[BEGIN RECORDS FOR THIS EXERCISE]
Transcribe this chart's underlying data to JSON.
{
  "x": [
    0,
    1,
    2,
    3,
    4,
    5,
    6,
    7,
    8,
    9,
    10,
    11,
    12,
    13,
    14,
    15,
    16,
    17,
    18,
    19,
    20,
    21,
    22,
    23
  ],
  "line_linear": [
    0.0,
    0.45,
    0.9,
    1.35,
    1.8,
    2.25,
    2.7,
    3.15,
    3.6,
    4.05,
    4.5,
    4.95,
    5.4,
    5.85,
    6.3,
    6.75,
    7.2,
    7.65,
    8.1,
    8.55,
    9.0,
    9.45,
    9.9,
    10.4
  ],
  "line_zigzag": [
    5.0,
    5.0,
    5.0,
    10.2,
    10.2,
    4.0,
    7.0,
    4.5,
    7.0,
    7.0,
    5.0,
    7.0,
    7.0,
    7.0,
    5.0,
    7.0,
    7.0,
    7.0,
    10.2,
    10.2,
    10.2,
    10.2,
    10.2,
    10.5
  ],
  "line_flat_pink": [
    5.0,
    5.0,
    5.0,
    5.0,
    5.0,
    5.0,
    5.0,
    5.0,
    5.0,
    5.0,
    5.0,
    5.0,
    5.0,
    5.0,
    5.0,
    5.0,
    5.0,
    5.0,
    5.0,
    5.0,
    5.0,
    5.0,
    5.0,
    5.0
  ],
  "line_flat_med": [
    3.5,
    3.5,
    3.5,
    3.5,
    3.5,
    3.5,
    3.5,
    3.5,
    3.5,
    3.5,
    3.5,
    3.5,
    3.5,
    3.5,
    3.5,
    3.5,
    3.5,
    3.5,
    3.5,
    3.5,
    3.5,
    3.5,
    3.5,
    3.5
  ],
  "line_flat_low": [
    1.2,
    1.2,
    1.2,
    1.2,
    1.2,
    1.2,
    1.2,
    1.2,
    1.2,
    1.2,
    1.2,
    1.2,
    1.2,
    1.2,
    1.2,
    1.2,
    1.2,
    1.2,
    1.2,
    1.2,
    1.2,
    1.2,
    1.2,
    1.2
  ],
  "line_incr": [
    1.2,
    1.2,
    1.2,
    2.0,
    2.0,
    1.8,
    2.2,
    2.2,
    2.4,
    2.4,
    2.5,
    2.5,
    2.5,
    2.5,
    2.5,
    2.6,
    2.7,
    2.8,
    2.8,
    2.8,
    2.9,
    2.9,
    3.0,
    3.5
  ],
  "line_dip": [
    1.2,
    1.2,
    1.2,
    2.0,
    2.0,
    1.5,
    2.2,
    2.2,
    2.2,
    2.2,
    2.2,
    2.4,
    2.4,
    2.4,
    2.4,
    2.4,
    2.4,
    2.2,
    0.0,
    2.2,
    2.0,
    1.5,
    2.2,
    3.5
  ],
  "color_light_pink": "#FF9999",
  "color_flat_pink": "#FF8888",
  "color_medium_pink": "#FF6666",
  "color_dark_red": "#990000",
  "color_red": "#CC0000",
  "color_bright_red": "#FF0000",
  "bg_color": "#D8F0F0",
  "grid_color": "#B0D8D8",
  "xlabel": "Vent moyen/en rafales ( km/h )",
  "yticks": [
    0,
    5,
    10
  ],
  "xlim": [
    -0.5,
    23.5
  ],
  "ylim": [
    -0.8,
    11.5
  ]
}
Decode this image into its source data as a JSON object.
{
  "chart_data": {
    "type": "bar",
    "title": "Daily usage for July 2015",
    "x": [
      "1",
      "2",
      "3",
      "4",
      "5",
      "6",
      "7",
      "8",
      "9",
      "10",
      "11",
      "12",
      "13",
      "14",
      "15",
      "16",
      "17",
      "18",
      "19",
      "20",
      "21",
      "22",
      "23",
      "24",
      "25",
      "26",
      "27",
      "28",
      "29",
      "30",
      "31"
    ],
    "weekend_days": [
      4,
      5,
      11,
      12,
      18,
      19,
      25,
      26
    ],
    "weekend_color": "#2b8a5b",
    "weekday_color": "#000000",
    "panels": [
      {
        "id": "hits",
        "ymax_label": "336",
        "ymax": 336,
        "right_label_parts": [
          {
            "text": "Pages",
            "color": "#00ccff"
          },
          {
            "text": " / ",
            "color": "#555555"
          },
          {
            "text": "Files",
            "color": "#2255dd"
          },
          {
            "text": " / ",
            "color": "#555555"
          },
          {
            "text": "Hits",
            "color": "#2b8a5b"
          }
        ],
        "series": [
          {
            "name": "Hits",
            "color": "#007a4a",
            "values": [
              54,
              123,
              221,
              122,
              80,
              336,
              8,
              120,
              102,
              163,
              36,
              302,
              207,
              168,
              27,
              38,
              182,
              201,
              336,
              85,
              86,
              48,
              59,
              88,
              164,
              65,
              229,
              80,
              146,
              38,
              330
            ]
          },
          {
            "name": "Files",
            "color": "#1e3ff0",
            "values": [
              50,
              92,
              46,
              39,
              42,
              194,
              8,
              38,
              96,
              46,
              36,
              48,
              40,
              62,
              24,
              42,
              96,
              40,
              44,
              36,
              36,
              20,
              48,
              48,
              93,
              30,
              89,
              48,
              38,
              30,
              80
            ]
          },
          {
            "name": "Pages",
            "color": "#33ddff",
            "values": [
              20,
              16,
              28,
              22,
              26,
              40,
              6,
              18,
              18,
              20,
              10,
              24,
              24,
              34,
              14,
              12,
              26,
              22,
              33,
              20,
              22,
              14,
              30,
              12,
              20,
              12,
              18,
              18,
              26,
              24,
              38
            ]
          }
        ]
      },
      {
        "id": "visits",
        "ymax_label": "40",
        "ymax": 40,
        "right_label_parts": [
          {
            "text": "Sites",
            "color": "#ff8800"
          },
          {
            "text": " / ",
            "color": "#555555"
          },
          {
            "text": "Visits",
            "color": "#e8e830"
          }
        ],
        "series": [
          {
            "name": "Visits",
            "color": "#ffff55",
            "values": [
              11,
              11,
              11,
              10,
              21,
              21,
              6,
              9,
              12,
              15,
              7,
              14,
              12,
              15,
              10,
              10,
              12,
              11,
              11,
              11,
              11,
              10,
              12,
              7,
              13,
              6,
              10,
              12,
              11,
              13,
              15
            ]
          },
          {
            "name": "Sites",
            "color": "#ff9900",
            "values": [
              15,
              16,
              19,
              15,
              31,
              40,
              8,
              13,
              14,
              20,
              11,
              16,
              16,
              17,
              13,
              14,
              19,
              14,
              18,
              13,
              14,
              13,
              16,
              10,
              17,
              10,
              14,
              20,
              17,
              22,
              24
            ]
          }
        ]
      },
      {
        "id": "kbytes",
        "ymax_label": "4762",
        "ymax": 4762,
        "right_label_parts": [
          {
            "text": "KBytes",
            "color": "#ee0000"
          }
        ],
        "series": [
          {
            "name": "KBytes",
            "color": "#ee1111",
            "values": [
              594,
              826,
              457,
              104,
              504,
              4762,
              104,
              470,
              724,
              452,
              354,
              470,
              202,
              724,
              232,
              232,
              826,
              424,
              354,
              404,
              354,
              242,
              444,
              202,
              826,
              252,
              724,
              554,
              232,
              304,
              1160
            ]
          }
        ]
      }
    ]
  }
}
[END RECORDS FOR THIS EXERCISE]
Write out every entry again, keeping each line exactly the same.

Transcribe this chart's underlying data to JSON.
{
  "x": [
    0,
    1,
    2,
    3,
    4,
    5,
    6,
    7,
    8,
    9,
    10,
    11,
    12,
    13,
    14,
    15,
    16,
    17,
    18,
    19,
    20,
    21,
    22,
    23
  ],
  "line_linear": [
    0.0,
    0.45,
    0.9,
    1.35,
    1.8,
    2.25,
    2.7,
    3.15,
    3.6,
    4.05,
    4.5,
    4.95,
    5.4,
    5.85,
    6.3,
    6.75,
    7.2,
    7.65,
    8.1,
    8.55,
    9.0,
    9.45,
    9.9,
    10.4
  ],
  "line_zigzag": [
    5.0,
    5.0,
    5.0,
    10.2,
    10.2,
    4.0,
    7.0,
    4.5,
    7.0,
    7.0,
    5.0,
    7.0,
    7.0,
    7.0,
    5.0,
    7.0,
    7.0,
    7.0,
    10.2,
    10.2,
    10.2,
    10.2,
    10.2,
    10.5
  ],
  "line_flat_pink": [
    5.0,
    5.0,
    5.0,
    5.0,
    5.0,
    5.0,
    5.0,
    5.0,
    5.0,
    5.0,
    5.0,
    5.0,
    5.0,
    5.0,
    5.0,
    5.0,
    5.0,
    5.0,
    5.0,
    5.0,
    5.0,
    5.0,
    5.0,
    5.0
  ],
  "line_flat_med": [
    3.5,
    3.5,
    3.5,
    3.5,
    3.5,
    3.5,
    3.5,
    3.5,
    3.5,
    3.5,
    3.5,
    3.5,
    3.5,
    3.5,
    3.5,
    3.5,
    3.5,
    3.5,
    3.5,
    3.5,
    3.5,
    3.5,
    3.5,
    3.5
  ],
  "line_flat_low": [
    1.2,
    1.2,
    1.2,
    1.2,
    1.2,
    1.2,
    1.2,
    1.2,
    1.2,
    1.2,
    1.2,
    1.2,
    1.2,
    1.2,
    1.2,
    1.2,
    1.2,
    1.2,
    1.2,
    1.2,
    1.2,
    1.2,
    1.2,
    1.2
  ],
  "line_incr": [
    1.2,
    1.2,
    1.2,
    2.0,
    2.0,
    1.8,
    2.2,
    2.2,
    2.4,
    2.4,
    2.5,
    2.5,
    2.5,
    2.5,
    2.5,
    2.6,
    2.7,
    2.8,
    2.8,
    2.8,
    2.9,
    2.9,
    3.0,
    3.5
  ],
  "line_dip": [
    1.2,
    1.2,
    1.2,
    2.0,
    2.0,
    1.5,
    2.2,
    2.2,
    2.2,
    2.2,
    2.2,
    2.4,
    2.4,
    2.4,
    2.4,
    2.4,
    2.4,
    2.2,
    0.0,
    2.2,
    2.0,
    1.5,
    2.2,
    3.5
  ],
  "color_light_pink": "#FF9999",
  "color_flat_pink": "#FF8888",
  "color_medium_pink": "#FF6666",
  "color_dark_red": "#990000",
  "color_red": "#CC0000",
  "color_bright_red": "#FF0000",
  "bg_color": "#D8F0F0",
  "grid_color": "#B0D8D8",
  "xlabel": "Vent moyen/en rafales ( km/h )",
  "yticks": [
    0,
    5,
    10
  ],
  "xlim": [
    -0.5,
    23.5
  ],
  "ylim": [
    -0.8,
    11.5
  ]
}
Decode this image into its source data as a JSON object.
{
  "chart_data": {
    "type": "bar",
    "title": "Daily usage for July 2015",
    "x": [
      "1",
      "2",
      "3",
      "4",
      "5",
      "6",
      "7",
      "8",
      "9",
      "10",
      "11",
      "12",
      "13",
      "14",
      "15",
      "16",
      "17",
      "18",
      "19",
      "20",
      "21",
      "22",
      "23",
      "24",
      "25",
      "26",
      "27",
      "28",
      "29",
      "30",
      "31"
    ],
    "weekend_days": [
      4,
      5,
      11,
      12,
      18,
      19,
      25,
      26
    ],
    "weekend_color": "#2b8a5b",
    "weekday_color": "#000000",
    "panels": [
      {
        "id": "hits",
        "ymax_label": "336",
        "ymax": 336,
        "right_label_parts": [
          {
            "text": "Pages",
            "color": "#00ccff"
          },
          {
            "text": " / ",
            "color": "#555555"
          },
          {
            "text": "Files",
            "color": "#2255dd"
          },
          {
            "text": " / ",
            "color": "#555555"
          },
          {
            "text": "Hits",
            "color": "#2b8a5b"
          }
        ],
        "series": [
          {
            "name": "Hits",
            "color": "#007a4a",
            "values": [
              54,
              123,
              221,
              122,
              80,
              336,
              8,
              120,
              102,
              163,
              36,
              302,
              207,
              168,
              27,
              38,
              182,
              201,
              336,
              85,
              86,
              48,
              59,
              88,
              164,
              65,
              229,
              80,
              146,
              38,
              330
            ]
          },
          {
            "name": "Files",
            "color": "#1e3ff0",
            "values": [
              50,
              92,
              46,
              39,
              42,
              194,
              8,
              38,
              96,
              46,
              36,
              48,
              40,
              62,
              24,
              42,
              96,
              40,
              44,
              36,
              36,
              20,
              48,
              48,
              93,
              30,
              89,
              48,
              38,
              30,
              80
            ]
          },
          {
            "name": "Pages",
            "color": "#33ddff",
            "values": [
              20,
              16,
              28,
              22,
              26,
              40,
              6,
              18,
              18,
              20,
              10,
              24,
              24,
              34,
              14,
              12,
              26,
              22,
              33,
              20,
              22,
              14,
              30,
              12,
              20,
              12,
              18,
              18,
              26,
              24,
              38
            ]
          }
        ]
      },
      {
        "id": "visits",
        "ymax_label": "40",
        "ymax": 40,
        "right_label_parts": [
          {
            "text": "Sites",
            "color": "#ff8800"
          },
          {
            "text": " / ",
            "color": "#555555"
          },
          {
            "text": "Visits",
            "color": "#e8e830"
          }
        ],
        "series": [
          {
            "name": "Visits",
            "color": "#ffff55",
            "values": [
              11,
              11,
              11,
              10,
              21,
              21,
              6,
              9,
              12,
              15,
              7,
              14,
              12,
              15,
              10,
              10,
              12,
              11,
              11,
              11,
              11,
              10,
              12,
              7,
              13,
              6,
              10,
              12,
              11,
              13,
              15
            ]
          },
          {
            "name": "Sites",
            "color": "#ff9900",
            "values": [
              15,
              16,
              19,
              15,
              31,
              40,
              8,
              13,
              14,
              20,
              11,
              16,
              16,
              17,
              13,
              14,
              19,
              14,
              18,
              13,
              14,
              13,
              16,
              10,
              17,
              10,
              14,
              20,
              17,
              22,
              24
            ]
          }
        ]
      },
      {
        "id": "kbytes",
        "ymax_label": "4762",
        "ymax": 4762,
        "right_label_parts": [
          {
            "text": "KBytes",
            "color": "#ee0000"
          }
        ],
        "series": [
          {
            "name": "KBytes",
            "color": "#ee1111",
            "values": [
              594,
              826,
              457,
              104,
              504,
              4762,
              104,
              470,
              724,
              452,
              354,
              470,
              202,
              724,
              232,
              232,
              826,
              424,
              354,
              404,
              354,
              242,
              444,
              202,
              826,
              252,
              724,
              554,
              232,
              304,
              1160
            ]
          }
        ]
      }
    ]
  }
}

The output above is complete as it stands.